● Exercise aim
Which lines below hold the word "BEARING"? Report each one.

● Records provided
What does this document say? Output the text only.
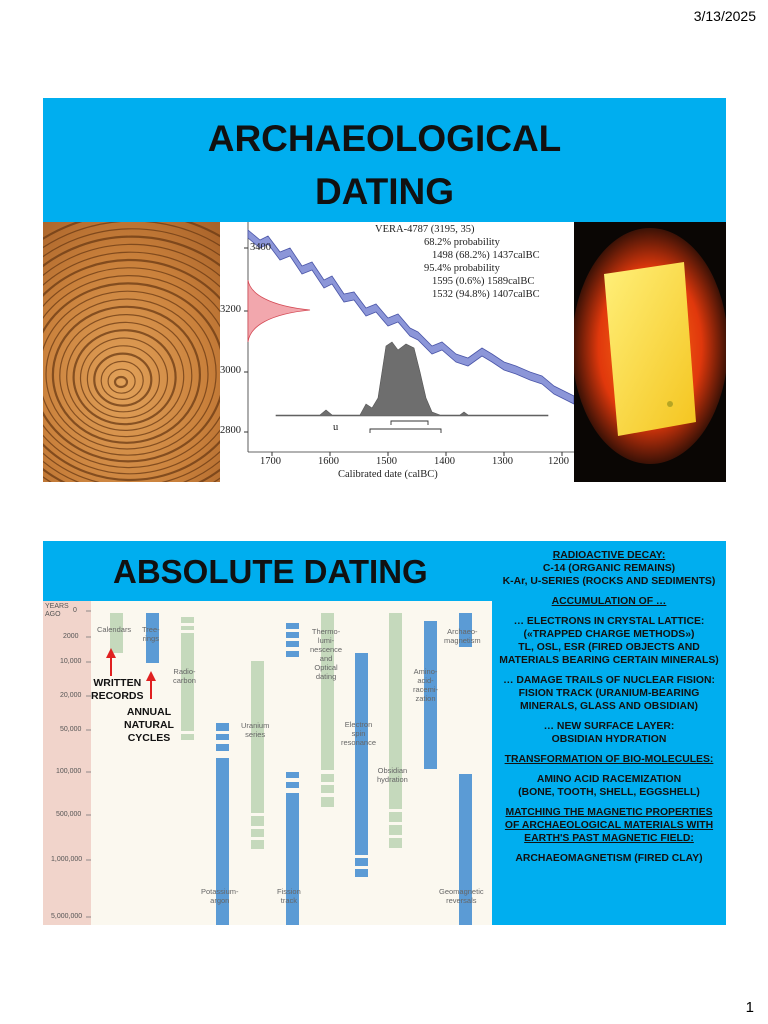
3/13/2025
ARCHAEOLOGICAL
DATING
3400
3200
3000
2800
1700	1600	1500	1400	1300	1200
Calibrated date (calBC)
VERA-4787 (3195, 35)
68.2% probability
1498 (68.2%) 1437calBC
95.4% probability
1595 (0.6%) 1589calBC
1532 (94.8%) 1407calBC
u
ABSOLUTE DATING
YEARS
AGO
0
2000
10,000
20,000
50,000
100,000
500,000
1,000,000
5,000,000
Calendars Tree-
rings
Radio-
carbon
Uranium
series
Potassium-
argon
Fission
track
Thermo-
lumi-
nescence
and
Optical
dating
Electron
spin
resonance
Obsidian
hydration
Amino-
acid-
racemi-
zation
Archaeo-
magnetism
Geomagnetic
reversals
WRITTEN
RECORDS
ANNUAL
NATURAL
CYCLES
RADIOACTIVE DECAY:
C-14 (ORGANIC REMAINS)
K-Ar, U-SERIES (ROCKS AND SEDIMENTS)
ACCUMULATION OF …
… ELECTRONS IN CRYSTAL LATTICE:
(«TRAPPED CHARGE METHODS»)
TL, OSL, ESR (FIRED OBJECTS AND
MATERIALS BEARING CERTAIN MINERALS)
… DAMAGE TRAILS OF NUCLEAR FISION:
FISION TRACK (URANIUM-BEARING
MINERALS, GLASS AND OBSIDIAN)
… NEW SURFACE LAYER:
OBSIDIAN HYDRATION
TRANSFORMATION OF BIO-MOLECULES:
AMINO ACID RACEMIZATION
(BONE, TOOTH, SHELL, EGGSHELL)
MATCHING THE MAGNETIC PROPERTIES
OF ARCHAEOLOGICAL MATERIALS WITH
EARTH'S PAST MAGNETIC FIELD:
ARCHAEOMAGNETISM (FIRED CLAY)
1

● The output
MATERIALS BEARING CERTAIN MINERALS)
FISION TRACK (URANIUM-BEARING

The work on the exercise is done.